— RECORDS TO USE —
----
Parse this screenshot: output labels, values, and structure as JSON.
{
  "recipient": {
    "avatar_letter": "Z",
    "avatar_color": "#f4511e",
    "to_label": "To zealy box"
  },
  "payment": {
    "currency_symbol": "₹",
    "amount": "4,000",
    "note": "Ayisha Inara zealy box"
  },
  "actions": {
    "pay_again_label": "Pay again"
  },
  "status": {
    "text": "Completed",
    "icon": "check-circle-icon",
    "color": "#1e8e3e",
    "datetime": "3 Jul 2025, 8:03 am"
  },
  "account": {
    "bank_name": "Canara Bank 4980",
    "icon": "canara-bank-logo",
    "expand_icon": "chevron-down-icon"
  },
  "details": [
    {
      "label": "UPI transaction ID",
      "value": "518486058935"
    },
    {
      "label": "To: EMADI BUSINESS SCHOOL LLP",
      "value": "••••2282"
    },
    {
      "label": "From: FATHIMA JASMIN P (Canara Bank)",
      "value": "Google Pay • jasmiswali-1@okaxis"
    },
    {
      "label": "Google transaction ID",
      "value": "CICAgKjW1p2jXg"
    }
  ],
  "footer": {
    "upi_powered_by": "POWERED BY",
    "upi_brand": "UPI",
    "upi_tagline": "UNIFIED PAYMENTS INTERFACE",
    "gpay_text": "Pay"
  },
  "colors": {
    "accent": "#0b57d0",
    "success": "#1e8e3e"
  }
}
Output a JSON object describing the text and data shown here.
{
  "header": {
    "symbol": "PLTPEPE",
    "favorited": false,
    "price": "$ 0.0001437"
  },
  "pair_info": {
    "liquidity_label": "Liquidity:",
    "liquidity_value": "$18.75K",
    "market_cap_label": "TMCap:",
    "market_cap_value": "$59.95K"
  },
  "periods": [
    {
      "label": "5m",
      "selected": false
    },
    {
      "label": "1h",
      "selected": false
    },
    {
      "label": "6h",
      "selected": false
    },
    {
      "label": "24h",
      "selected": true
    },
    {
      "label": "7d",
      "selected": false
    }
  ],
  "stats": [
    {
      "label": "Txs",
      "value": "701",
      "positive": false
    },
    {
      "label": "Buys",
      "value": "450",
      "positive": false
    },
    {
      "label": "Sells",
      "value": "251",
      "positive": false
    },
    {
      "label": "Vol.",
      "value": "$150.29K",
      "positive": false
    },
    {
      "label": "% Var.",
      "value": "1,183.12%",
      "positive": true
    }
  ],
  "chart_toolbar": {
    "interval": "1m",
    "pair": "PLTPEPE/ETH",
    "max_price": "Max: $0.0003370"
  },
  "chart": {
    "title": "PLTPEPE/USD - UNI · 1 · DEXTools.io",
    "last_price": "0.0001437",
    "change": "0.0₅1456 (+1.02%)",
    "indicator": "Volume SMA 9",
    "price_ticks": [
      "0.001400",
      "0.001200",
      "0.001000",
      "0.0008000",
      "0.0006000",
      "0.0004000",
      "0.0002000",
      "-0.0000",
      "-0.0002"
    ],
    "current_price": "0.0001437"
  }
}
----
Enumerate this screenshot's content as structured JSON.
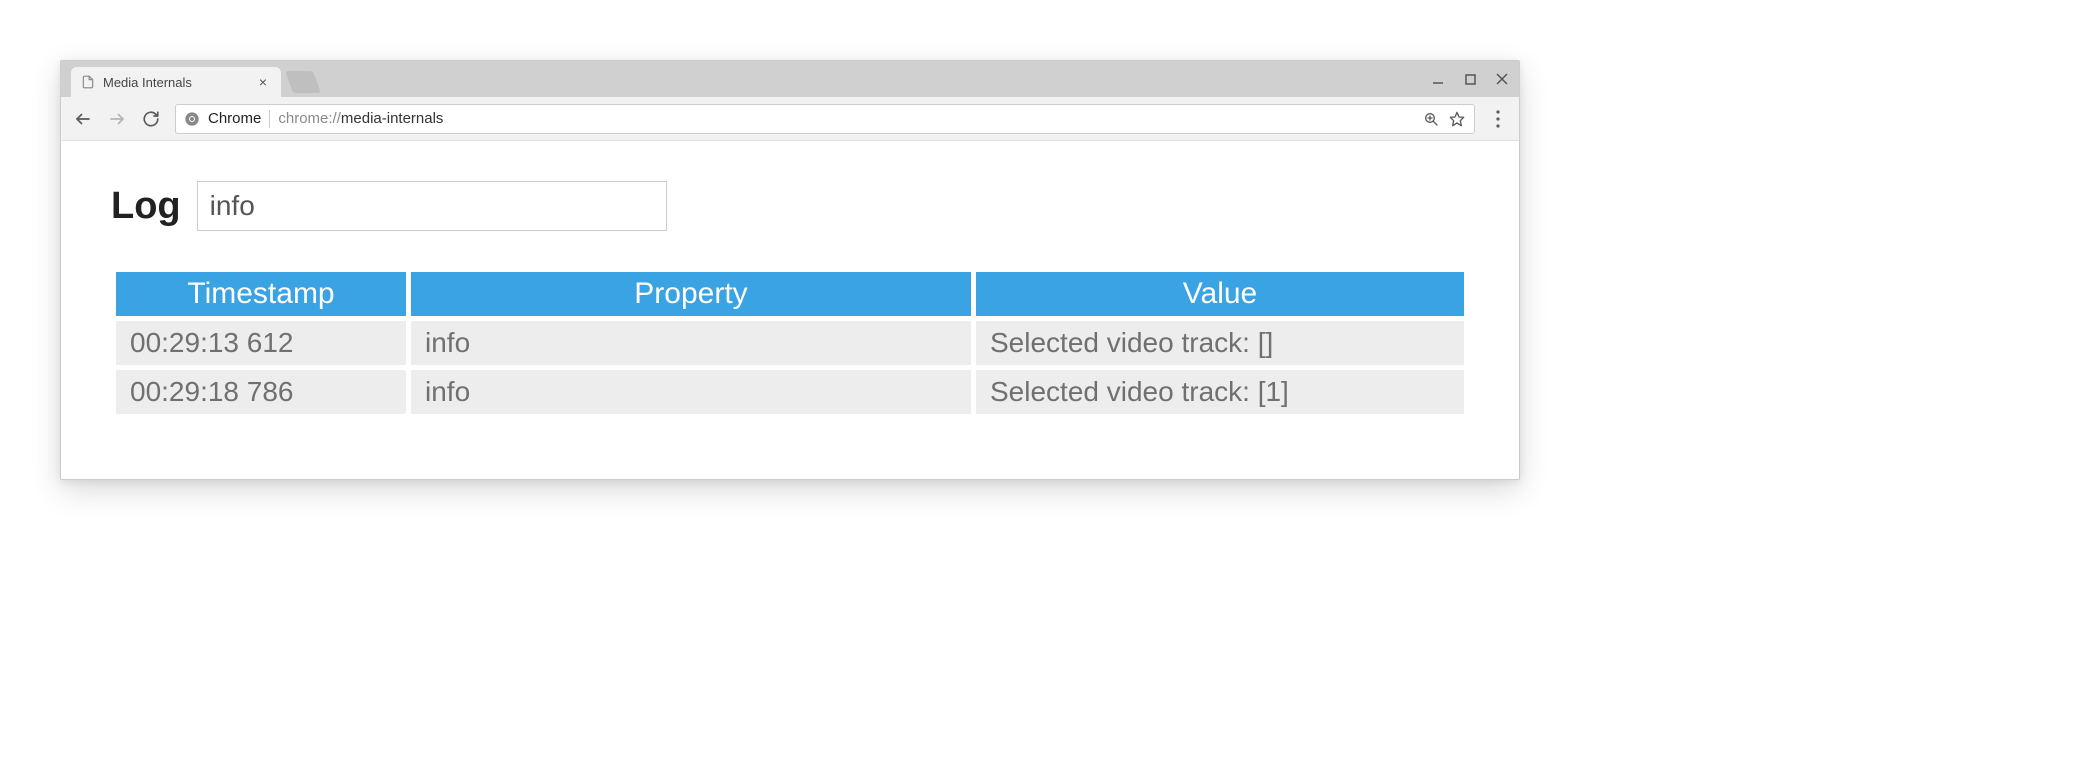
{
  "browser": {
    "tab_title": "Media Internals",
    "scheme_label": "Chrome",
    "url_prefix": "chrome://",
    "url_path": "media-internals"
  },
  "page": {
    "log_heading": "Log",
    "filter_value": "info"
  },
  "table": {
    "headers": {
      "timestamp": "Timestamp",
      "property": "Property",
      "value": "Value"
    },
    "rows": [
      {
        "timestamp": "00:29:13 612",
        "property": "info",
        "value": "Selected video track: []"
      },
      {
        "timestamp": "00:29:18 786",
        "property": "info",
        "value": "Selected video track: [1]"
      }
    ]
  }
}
----
Copy out every line from the material above in which the word "this" appears.

Parse this screenshot: output labels, values, and structure as JSON.
Enumerate this screenshot's content as structured JSON.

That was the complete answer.